-- start of DATA RECORDS --

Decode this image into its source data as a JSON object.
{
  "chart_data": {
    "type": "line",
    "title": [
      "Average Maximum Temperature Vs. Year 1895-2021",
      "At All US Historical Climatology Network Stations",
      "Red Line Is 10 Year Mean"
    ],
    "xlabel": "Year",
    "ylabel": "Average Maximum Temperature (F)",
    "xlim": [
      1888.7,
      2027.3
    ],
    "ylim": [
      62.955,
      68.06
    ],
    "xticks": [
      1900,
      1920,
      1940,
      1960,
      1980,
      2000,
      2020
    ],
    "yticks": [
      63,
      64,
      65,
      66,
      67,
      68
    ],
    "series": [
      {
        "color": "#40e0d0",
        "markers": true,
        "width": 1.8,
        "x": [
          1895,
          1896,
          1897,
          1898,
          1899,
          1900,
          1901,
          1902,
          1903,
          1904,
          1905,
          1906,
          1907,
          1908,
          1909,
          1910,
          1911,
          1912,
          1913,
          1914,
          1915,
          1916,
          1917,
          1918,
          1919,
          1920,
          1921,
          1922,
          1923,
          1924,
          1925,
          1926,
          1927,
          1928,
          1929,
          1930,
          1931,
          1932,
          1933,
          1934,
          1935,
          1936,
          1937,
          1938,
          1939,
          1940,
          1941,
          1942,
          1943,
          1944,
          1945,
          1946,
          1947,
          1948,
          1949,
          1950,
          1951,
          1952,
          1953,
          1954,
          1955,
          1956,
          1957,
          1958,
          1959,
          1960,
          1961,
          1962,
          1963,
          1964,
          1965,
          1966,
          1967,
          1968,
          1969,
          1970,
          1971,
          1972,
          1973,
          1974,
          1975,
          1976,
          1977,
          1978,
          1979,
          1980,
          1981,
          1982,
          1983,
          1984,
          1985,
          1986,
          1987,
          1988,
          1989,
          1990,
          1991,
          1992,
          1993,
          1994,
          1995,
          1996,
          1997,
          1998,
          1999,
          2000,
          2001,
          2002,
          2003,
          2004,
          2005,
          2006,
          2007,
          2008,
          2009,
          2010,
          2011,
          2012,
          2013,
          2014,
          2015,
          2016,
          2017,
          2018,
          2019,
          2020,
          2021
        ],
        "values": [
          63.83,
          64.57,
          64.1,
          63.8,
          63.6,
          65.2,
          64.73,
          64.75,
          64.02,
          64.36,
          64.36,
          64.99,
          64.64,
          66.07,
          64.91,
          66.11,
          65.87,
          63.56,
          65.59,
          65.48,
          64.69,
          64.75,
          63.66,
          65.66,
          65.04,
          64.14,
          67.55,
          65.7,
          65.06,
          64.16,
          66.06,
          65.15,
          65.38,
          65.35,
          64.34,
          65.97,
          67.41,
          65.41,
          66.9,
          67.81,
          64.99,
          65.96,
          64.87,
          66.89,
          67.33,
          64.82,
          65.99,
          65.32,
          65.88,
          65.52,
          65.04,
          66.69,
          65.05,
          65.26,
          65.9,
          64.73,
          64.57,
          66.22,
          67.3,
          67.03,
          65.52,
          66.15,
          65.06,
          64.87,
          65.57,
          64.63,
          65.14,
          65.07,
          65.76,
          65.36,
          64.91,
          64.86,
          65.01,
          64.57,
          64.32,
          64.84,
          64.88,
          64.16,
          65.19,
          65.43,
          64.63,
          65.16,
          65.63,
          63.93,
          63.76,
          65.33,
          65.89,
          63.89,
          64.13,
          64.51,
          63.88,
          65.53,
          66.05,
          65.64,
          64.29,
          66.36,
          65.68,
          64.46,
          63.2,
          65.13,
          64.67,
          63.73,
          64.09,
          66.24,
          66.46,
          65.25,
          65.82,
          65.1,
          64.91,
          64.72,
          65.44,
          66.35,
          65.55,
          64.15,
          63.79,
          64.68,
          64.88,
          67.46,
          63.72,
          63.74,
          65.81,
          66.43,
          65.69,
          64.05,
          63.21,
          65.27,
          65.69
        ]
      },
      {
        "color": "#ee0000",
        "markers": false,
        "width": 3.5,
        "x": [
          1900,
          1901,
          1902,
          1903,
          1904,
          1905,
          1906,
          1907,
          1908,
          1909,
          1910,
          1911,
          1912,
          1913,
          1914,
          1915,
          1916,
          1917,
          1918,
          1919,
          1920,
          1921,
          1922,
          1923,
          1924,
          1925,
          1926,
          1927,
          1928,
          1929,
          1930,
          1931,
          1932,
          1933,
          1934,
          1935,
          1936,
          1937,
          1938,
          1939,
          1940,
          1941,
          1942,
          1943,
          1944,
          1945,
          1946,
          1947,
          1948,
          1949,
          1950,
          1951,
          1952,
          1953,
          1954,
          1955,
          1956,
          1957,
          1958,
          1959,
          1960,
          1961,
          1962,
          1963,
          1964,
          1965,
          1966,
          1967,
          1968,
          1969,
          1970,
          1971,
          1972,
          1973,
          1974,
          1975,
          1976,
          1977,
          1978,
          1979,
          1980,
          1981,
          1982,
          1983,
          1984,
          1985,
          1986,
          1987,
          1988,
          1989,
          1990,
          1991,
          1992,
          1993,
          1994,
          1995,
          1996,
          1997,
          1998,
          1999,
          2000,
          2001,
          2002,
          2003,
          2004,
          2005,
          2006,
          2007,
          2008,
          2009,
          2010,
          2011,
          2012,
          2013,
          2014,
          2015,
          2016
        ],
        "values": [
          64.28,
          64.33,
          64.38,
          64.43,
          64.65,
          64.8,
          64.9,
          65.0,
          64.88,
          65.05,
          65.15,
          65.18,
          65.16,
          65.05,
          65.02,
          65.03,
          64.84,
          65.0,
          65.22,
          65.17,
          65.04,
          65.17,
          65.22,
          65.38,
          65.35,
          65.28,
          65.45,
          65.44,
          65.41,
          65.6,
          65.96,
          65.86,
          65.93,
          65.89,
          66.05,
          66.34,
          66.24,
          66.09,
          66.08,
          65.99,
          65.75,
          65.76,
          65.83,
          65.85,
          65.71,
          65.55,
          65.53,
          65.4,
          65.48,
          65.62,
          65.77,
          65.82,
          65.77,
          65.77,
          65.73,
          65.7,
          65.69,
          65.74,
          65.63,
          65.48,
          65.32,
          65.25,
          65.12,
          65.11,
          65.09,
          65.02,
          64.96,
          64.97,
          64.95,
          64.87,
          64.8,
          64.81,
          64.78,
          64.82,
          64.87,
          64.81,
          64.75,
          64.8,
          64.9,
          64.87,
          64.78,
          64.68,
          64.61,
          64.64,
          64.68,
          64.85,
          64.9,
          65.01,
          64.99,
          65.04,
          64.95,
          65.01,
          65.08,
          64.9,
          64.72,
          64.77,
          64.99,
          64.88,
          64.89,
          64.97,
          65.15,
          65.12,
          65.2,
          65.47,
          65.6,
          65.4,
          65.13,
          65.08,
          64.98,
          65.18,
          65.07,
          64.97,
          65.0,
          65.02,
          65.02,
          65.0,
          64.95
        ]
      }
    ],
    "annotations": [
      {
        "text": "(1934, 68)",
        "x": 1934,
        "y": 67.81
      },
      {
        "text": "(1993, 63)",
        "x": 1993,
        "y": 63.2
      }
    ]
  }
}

-- end of DATA RECORDS --

Write out the data again, exactly and in full.

Decode this image into its source data as a JSON object.
{
  "chart_data": {
    "type": "line",
    "title": [
      "Average Maximum Temperature Vs. Year 1895-2021",
      "At All US Historical Climatology Network Stations",
      "Red Line Is 10 Year Mean"
    ],
    "xlabel": "Year",
    "ylabel": "Average Maximum Temperature (F)",
    "xlim": [
      1888.7,
      2027.3
    ],
    "ylim": [
      62.955,
      68.06
    ],
    "xticks": [
      1900,
      1920,
      1940,
      1960,
      1980,
      2000,
      2020
    ],
    "yticks": [
      63,
      64,
      65,
      66,
      67,
      68
    ],
    "series": [
      {
        "color": "#40e0d0",
        "markers": true,
        "width": 1.8,
        "x": [
          1895,
          1896,
          1897,
          1898,
          1899,
          1900,
          1901,
          1902,
          1903,
          1904,
          1905,
          1906,
          1907,
          1908,
          1909,
          1910,
          1911,
          1912,
          1913,
          1914,
          1915,
          1916,
          1917,
          1918,
          1919,
          1920,
          1921,
          1922,
          1923,
          1924,
          1925,
          1926,
          1927,
          1928,
          1929,
          1930,
          1931,
          1932,
          1933,
          1934,
          1935,
          1936,
          1937,
          1938,
          1939,
          1940,
          1941,
          1942,
          1943,
          1944,
          1945,
          1946,
          1947,
          1948,
          1949,
          1950,
          1951,
          1952,
          1953,
          1954,
          1955,
          1956,
          1957,
          1958,
          1959,
          1960,
          1961,
          1962,
          1963,
          1964,
          1965,
          1966,
          1967,
          1968,
          1969,
          1970,
          1971,
          1972,
          1973,
          1974,
          1975,
          1976,
          1977,
          1978,
          1979,
          1980,
          1981,
          1982,
          1983,
          1984,
          1985,
          1986,
          1987,
          1988,
          1989,
          1990,
          1991,
          1992,
          1993,
          1994,
          1995,
          1996,
          1997,
          1998,
          1999,
          2000,
          2001,
          2002,
          2003,
          2004,
          2005,
          2006,
          2007,
          2008,
          2009,
          2010,
          2011,
          2012,
          2013,
          2014,
          2015,
          2016,
          2017,
          2018,
          2019,
          2020,
          2021
        ],
        "values": [
          63.83,
          64.57,
          64.1,
          63.8,
          63.6,
          65.2,
          64.73,
          64.75,
          64.02,
          64.36,
          64.36,
          64.99,
          64.64,
          66.07,
          64.91,
          66.11,
          65.87,
          63.56,
          65.59,
          65.48,
          64.69,
          64.75,
          63.66,
          65.66,
          65.04,
          64.14,
          67.55,
          65.7,
          65.06,
          64.16,
          66.06,
          65.15,
          65.38,
          65.35,
          64.34,
          65.97,
          67.41,
          65.41,
          66.9,
          67.81,
          64.99,
          65.96,
          64.87,
          66.89,
          67.33,
          64.82,
          65.99,
          65.32,
          65.88,
          65.52,
          65.04,
          66.69,
          65.05,
          65.26,
          65.9,
          64.73,
          64.57,
          66.22,
          67.3,
          67.03,
          65.52,
          66.15,
          65.06,
          64.87,
          65.57,
          64.63,
          65.14,
          65.07,
          65.76,
          65.36,
          64.91,
          64.86,
          65.01,
          64.57,
          64.32,
          64.84,
          64.88,
          64.16,
          65.19,
          65.43,
          64.63,
          65.16,
          65.63,
          63.93,
          63.76,
          65.33,
          65.89,
          63.89,
          64.13,
          64.51,
          63.88,
          65.53,
          66.05,
          65.64,
          64.29,
          66.36,
          65.68,
          64.46,
          63.2,
          65.13,
          64.67,
          63.73,
          64.09,
          66.24,
          66.46,
          65.25,
          65.82,
          65.1,
          64.91,
          64.72,
          65.44,
          66.35,
          65.55,
          64.15,
          63.79,
          64.68,
          64.88,
          67.46,
          63.72,
          63.74,
          65.81,
          66.43,
          65.69,
          64.05,
          63.21,
          65.27,
          65.69
        ]
      },
      {
        "color": "#ee0000",
        "markers": false,
        "width": 3.5,
        "x": [
          1900,
          1901,
          1902,
          1903,
          1904,
          1905,
          1906,
          1907,
          1908,
          1909,
          1910,
          1911,
          1912,
          1913,
          1914,
          1915,
          1916,
          1917,
          1918,
          1919,
          1920,
          1921,
          1922,
          1923,
          1924,
          1925,
          1926,
          1927,
          1928,
          1929,
          1930,
          1931,
          1932,
          1933,
          1934,
          1935,
          1936,
          1937,
          1938,
          1939,
          1940,
          1941,
          1942,
          1943,
          1944,
          1945,
          1946,
          1947,
          1948,
          1949,
          1950,
          1951,
          1952,
          1953,
          1954,
          1955,
          1956,
          1957,
          1958,
          1959,
          1960,
          1961,
          1962,
          1963,
          1964,
          1965,
          1966,
          1967,
          1968,
          1969,
          1970,
          1971,
          1972,
          1973,
          1974,
          1975,
          1976,
          1977,
          1978,
          1979,
          1980,
          1981,
          1982,
          1983,
          1984,
          1985,
          1986,
          1987,
          1988,
          1989,
          1990,
          1991,
          1992,
          1993,
          1994,
          1995,
          1996,
          1997,
          1998,
          1999,
          2000,
          2001,
          2002,
          2003,
          2004,
          2005,
          2006,
          2007,
          2008,
          2009,
          2010,
          2011,
          2012,
          2013,
          2014,
          2015,
          2016
        ],
        "values": [
          64.28,
          64.33,
          64.38,
          64.43,
          64.65,
          64.8,
          64.9,
          65.0,
          64.88,
          65.05,
          65.15,
          65.18,
          65.16,
          65.05,
          65.02,
          65.03,
          64.84,
          65.0,
          65.22,
          65.17,
          65.04,
          65.17,
          65.22,
          65.38,
          65.35,
          65.28,
          65.45,
          65.44,
          65.41,
          65.6,
          65.96,
          65.86,
          65.93,
          65.89,
          66.05,
          66.34,
          66.24,
          66.09,
          66.08,
          65.99,
          65.75,
          65.76,
          65.83,
          65.85,
          65.71,
          65.55,
          65.53,
          65.4,
          65.48,
          65.62,
          65.77,
          65.82,
          65.77,
          65.77,
          65.73,
          65.7,
          65.69,
          65.74,
          65.63,
          65.48,
          65.32,
          65.25,
          65.12,
          65.11,
          65.09,
          65.02,
          64.96,
          64.97,
          64.95,
          64.87,
          64.8,
          64.81,
          64.78,
          64.82,
          64.87,
          64.81,
          64.75,
          64.8,
          64.9,
          64.87,
          64.78,
          64.68,
          64.61,
          64.64,
          64.68,
          64.85,
          64.9,
          65.01,
          64.99,
          65.04,
          64.95,
          65.01,
          65.08,
          64.9,
          64.72,
          64.77,
          64.99,
          64.88,
          64.89,
          64.97,
          65.15,
          65.12,
          65.2,
          65.47,
          65.6,
          65.4,
          65.13,
          65.08,
          64.98,
          65.18,
          65.07,
          64.97,
          65.0,
          65.02,
          65.02,
          65.0,
          64.95
        ]
      }
    ],
    "annotations": [
      {
        "text": "(1934, 68)",
        "x": 1934,
        "y": 67.81
      },
      {
        "text": "(1993, 63)",
        "x": 1993,
        "y": 63.2
      }
    ]
  }
}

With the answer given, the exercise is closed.